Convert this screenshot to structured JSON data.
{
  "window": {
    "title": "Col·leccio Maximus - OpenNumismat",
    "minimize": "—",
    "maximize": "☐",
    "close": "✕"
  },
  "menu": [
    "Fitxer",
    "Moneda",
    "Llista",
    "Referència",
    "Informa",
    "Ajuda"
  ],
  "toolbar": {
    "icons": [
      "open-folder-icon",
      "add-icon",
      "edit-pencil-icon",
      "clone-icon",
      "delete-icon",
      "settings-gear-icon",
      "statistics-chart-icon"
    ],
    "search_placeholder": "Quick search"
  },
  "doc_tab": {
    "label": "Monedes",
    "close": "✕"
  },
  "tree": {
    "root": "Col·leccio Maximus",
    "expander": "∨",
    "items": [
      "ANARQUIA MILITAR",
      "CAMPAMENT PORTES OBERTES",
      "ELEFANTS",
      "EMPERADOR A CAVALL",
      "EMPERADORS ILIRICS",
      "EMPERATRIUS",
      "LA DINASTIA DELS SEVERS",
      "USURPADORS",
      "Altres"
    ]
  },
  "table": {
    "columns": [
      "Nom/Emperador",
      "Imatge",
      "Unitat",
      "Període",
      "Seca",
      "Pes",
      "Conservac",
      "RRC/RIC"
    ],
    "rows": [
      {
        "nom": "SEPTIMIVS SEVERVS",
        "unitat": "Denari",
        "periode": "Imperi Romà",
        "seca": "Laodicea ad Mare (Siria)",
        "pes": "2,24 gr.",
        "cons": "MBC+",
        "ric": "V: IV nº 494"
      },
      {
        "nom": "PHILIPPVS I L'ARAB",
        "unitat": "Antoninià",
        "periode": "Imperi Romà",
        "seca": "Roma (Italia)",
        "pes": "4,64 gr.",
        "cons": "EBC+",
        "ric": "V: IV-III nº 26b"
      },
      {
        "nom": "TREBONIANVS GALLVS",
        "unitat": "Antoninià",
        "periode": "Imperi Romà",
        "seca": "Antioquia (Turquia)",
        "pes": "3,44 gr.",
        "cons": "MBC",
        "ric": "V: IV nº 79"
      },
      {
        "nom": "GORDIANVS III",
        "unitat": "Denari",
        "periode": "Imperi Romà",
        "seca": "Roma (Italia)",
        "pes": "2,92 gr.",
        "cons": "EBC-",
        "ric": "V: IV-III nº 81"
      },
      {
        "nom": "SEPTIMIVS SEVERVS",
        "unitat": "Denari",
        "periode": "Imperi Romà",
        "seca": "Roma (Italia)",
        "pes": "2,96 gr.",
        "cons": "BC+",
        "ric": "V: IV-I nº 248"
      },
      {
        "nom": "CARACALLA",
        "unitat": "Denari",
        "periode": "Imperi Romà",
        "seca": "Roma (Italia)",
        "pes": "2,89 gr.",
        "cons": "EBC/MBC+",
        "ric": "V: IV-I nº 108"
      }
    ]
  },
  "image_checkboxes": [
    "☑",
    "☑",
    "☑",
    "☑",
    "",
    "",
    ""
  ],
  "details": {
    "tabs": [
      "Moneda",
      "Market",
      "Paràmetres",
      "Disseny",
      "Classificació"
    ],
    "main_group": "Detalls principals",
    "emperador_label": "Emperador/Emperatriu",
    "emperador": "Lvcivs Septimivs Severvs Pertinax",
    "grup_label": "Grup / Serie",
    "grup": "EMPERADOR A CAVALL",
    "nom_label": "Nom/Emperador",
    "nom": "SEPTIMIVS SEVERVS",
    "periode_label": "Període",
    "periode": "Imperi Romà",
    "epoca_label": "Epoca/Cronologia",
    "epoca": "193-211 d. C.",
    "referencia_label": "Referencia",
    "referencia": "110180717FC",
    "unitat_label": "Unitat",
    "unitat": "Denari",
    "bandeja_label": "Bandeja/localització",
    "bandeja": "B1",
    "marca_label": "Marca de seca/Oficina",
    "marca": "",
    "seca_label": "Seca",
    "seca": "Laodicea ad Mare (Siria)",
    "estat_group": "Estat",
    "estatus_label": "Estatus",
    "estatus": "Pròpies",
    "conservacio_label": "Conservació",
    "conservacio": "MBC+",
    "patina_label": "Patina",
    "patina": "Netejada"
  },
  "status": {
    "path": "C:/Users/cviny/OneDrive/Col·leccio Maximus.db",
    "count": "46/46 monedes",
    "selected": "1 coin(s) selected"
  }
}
_ _ _ _
• **Task description**: Collect each line holding the string "leccio".

• **Output of the exercise**:
    "title": "Col·leccio Maximus - OpenNumismat",
    "root": "Col·leccio Maximus",
    "path": "C:/Users/cviny/OneDrive/Col·leccio Maximus.db",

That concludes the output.